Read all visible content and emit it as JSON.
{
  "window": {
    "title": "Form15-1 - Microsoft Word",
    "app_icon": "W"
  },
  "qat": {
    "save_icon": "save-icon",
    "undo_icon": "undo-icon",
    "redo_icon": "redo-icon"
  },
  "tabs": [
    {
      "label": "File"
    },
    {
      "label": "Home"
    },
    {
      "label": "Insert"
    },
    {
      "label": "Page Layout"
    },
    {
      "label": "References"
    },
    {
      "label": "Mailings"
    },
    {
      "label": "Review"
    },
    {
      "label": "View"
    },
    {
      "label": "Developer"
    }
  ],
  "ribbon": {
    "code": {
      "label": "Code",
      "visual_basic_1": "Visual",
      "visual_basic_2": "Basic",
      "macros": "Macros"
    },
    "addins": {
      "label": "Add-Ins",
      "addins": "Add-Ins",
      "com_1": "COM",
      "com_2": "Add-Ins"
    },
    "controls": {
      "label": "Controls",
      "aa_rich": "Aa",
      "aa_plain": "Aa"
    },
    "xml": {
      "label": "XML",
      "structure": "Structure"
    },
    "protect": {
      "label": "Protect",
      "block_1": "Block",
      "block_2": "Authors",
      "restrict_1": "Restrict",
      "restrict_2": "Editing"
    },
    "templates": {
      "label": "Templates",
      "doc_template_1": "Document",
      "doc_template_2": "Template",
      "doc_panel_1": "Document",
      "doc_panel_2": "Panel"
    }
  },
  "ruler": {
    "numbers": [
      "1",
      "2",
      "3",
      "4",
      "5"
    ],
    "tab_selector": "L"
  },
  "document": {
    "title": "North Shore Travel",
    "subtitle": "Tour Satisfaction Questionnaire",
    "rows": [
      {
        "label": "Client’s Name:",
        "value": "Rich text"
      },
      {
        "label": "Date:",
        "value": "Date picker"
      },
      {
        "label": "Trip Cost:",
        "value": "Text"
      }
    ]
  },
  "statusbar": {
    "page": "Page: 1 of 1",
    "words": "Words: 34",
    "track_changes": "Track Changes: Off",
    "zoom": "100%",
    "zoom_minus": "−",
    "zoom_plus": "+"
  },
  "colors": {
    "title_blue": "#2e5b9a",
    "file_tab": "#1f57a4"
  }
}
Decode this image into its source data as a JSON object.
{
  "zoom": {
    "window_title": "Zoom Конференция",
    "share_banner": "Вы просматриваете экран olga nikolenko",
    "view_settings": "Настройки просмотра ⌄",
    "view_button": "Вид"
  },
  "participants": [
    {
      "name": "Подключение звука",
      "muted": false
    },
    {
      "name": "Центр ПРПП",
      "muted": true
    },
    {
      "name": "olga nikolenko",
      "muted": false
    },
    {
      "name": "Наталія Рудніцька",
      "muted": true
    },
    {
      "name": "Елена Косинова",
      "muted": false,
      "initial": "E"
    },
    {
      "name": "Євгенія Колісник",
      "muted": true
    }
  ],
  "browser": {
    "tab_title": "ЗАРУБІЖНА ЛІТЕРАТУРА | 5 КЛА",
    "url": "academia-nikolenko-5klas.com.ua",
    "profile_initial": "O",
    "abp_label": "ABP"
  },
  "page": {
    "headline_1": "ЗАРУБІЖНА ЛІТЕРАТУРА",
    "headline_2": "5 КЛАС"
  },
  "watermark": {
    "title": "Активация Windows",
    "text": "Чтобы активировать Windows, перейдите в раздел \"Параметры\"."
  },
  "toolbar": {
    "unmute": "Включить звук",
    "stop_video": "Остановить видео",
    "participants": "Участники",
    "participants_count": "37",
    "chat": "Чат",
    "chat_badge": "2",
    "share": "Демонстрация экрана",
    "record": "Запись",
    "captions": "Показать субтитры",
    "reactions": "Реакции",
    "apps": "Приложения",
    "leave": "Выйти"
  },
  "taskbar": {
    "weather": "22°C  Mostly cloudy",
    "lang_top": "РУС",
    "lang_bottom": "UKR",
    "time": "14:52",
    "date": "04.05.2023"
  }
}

**REQUIRED TASK:** From the records above, copy every line that holds the word "JSON".

**COMPLETE RESPONSE:**
Read all visible content and emit it as JSON.
Decode this image into its source data as a JSON object.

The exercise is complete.